**What you should do:** In the material below, find every line with "title" and pull it out.

**Available data:**
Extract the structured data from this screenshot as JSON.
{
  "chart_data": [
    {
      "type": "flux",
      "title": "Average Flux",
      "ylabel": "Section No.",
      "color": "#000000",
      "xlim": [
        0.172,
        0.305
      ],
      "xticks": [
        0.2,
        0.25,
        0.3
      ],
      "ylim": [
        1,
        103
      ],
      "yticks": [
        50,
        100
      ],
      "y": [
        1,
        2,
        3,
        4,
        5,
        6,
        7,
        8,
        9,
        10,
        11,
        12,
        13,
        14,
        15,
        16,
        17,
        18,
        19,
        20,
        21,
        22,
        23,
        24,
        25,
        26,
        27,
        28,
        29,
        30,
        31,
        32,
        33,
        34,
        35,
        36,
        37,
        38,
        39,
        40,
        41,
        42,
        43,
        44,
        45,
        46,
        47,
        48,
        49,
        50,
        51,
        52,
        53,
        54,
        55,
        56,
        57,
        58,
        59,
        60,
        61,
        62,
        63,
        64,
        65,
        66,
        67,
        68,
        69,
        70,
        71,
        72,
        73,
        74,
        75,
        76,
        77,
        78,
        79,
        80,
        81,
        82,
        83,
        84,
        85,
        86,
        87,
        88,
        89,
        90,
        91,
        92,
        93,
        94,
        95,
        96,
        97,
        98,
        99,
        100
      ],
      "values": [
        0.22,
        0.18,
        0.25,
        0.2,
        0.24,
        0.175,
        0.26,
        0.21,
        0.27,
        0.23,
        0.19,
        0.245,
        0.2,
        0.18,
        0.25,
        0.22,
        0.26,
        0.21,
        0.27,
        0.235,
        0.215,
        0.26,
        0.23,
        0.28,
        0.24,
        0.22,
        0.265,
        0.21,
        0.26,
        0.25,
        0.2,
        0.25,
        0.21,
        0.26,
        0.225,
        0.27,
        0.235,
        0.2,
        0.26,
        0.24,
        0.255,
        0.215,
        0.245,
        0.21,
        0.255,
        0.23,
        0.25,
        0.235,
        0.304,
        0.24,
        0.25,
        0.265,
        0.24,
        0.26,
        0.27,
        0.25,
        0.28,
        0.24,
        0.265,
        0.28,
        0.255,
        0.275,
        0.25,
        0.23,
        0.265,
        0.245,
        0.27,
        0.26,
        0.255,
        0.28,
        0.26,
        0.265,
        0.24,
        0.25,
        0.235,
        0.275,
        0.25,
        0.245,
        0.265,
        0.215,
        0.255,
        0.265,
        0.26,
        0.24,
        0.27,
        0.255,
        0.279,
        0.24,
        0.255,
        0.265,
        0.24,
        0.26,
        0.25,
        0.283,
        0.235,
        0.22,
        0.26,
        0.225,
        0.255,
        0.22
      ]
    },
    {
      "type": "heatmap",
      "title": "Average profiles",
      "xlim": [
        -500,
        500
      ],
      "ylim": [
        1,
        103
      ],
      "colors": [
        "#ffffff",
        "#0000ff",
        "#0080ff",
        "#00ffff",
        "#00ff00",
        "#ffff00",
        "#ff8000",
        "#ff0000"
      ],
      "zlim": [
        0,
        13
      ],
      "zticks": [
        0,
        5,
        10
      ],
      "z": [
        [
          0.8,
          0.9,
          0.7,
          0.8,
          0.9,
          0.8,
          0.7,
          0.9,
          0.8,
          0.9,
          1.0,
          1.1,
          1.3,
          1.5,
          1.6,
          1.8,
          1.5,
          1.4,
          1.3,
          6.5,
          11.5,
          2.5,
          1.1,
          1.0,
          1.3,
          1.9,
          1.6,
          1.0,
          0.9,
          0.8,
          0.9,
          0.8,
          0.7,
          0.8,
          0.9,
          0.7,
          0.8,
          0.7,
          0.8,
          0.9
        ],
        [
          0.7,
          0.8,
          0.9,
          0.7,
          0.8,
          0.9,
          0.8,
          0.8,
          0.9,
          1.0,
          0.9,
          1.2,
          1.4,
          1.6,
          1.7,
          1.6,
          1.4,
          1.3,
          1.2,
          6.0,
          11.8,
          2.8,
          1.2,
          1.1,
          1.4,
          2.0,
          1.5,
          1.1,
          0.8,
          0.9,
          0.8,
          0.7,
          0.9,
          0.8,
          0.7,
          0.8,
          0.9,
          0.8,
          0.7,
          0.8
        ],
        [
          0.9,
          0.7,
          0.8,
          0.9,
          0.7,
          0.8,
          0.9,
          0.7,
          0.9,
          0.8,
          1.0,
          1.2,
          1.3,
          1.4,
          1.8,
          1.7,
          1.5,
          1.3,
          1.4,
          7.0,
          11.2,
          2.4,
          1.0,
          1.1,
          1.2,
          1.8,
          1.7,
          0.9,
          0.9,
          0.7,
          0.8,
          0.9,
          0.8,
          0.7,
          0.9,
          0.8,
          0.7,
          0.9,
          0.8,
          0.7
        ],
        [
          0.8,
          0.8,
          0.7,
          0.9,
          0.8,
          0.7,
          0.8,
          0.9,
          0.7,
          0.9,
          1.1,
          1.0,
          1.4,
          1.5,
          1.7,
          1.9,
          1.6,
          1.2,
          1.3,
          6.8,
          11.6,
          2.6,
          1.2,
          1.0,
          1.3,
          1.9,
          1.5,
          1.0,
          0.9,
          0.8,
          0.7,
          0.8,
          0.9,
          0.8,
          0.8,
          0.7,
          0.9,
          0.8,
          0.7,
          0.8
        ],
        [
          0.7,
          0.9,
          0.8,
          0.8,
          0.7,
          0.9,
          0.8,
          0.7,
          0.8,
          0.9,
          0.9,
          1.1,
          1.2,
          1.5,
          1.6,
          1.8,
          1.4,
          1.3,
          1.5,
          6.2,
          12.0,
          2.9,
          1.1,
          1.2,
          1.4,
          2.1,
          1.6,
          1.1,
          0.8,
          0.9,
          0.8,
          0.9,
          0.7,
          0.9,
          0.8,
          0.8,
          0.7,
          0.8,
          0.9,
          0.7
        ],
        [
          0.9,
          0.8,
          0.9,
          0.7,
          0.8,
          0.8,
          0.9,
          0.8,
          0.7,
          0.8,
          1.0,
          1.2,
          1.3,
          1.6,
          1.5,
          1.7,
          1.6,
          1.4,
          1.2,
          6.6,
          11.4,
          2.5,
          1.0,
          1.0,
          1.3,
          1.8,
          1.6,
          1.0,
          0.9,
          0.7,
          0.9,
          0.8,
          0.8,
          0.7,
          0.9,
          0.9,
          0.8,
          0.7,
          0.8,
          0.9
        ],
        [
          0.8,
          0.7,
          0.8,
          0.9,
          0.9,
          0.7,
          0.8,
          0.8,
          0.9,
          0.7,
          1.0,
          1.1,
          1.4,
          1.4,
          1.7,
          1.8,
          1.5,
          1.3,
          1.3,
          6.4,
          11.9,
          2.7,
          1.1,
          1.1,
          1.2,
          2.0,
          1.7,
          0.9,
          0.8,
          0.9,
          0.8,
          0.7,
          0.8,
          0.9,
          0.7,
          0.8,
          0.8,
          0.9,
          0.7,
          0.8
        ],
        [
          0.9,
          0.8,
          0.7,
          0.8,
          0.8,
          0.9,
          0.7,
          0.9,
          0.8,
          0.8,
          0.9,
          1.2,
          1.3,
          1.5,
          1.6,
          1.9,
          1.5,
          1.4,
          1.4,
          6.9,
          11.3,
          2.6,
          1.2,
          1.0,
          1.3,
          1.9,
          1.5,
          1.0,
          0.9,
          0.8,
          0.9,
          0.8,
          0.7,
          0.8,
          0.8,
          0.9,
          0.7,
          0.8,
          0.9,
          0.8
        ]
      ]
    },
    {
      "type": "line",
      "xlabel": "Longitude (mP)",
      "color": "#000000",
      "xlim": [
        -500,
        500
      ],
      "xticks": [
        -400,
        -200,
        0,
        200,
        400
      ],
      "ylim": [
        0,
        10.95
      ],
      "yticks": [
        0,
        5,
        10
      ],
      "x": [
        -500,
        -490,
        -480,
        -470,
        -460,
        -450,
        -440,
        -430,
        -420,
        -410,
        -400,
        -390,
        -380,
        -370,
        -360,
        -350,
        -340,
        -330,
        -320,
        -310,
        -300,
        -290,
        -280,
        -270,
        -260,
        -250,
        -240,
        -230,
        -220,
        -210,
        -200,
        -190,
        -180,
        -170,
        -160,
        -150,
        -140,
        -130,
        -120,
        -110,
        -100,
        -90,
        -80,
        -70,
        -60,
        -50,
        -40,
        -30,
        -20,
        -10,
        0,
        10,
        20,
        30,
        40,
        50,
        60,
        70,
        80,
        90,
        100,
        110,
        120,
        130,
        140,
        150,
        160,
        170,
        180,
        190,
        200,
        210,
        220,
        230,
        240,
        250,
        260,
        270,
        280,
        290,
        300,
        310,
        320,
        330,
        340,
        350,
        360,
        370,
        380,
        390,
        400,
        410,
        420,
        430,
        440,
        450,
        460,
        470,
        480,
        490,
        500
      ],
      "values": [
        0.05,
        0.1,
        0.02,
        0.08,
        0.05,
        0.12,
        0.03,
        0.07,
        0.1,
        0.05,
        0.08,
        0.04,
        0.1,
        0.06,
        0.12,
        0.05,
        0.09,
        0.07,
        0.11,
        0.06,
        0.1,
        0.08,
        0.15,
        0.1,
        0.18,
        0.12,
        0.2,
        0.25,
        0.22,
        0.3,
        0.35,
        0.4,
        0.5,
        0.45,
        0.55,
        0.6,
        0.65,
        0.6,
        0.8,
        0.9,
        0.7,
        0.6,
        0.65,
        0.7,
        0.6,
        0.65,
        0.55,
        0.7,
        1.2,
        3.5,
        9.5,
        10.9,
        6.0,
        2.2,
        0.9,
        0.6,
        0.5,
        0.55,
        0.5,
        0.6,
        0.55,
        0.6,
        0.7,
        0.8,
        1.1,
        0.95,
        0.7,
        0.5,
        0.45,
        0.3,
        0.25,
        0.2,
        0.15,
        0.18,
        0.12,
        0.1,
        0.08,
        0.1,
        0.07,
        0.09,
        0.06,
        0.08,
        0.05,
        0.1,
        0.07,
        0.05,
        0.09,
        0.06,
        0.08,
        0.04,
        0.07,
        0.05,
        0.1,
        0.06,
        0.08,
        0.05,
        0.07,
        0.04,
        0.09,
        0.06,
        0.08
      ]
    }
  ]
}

**Final result:**
      "title": "Average Flux",
      "title": "Average profiles",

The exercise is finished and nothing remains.